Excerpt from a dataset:
= = = = = = =

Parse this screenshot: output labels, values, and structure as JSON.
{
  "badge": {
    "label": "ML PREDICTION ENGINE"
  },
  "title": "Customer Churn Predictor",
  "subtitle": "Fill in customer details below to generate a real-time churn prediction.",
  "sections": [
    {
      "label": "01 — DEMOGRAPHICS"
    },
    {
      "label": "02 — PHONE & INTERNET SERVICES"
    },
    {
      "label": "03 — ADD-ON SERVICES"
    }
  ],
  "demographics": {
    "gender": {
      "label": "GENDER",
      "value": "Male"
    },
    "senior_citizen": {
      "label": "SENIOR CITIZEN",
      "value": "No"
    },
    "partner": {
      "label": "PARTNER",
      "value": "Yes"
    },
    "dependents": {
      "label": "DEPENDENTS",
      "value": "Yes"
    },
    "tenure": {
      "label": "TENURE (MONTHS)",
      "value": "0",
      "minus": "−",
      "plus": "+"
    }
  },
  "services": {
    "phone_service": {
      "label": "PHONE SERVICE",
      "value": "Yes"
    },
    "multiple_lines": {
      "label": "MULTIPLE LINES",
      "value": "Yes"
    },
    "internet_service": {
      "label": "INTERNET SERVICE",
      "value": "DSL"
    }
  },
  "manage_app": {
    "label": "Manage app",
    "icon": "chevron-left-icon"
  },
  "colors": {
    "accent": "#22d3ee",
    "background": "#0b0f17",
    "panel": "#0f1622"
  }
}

= = = = = = =

Retype the material in full. Each word must match.

* _EXERCISE RESPONSE_
Parse this screenshot: output labels, values, and structure as JSON.
{
  "badge": {
    "label": "ML PREDICTION ENGINE"
  },
  "title": "Customer Churn Predictor",
  "subtitle": "Fill in customer details below to generate a real-time churn prediction.",
  "sections": [
    {
      "label": "01 — DEMOGRAPHICS"
    },
    {
      "label": "02 — PHONE & INTERNET SERVICES"
    },
    {
      "label": "03 — ADD-ON SERVICES"
    }
  ],
  "demographics": {
    "gender": {
      "label": "GENDER",
      "value": "Male"
    },
    "senior_citizen": {
      "label": "SENIOR CITIZEN",
      "value": "No"
    },
    "partner": {
      "label": "PARTNER",
      "value": "Yes"
    },
    "dependents": {
      "label": "DEPENDENTS",
      "value": "Yes"
    },
    "tenure": {
      "label": "TENURE (MONTHS)",
      "value": "0",
      "minus": "−",
      "plus": "+"
    }
  },
  "services": {
    "phone_service": {
      "label": "PHONE SERVICE",
      "value": "Yes"
    },
    "multiple_lines": {
      "label": "MULTIPLE LINES",
      "value": "Yes"
    },
    "internet_service": {
      "label": "INTERNET SERVICE",
      "value": "DSL"
    }
  },
  "manage_app": {
    "label": "Manage app",
    "icon": "chevron-left-icon"
  },
  "colors": {
    "accent": "#22d3ee",
    "background": "#0b0f17",
    "panel": "#0f1622"
  }
}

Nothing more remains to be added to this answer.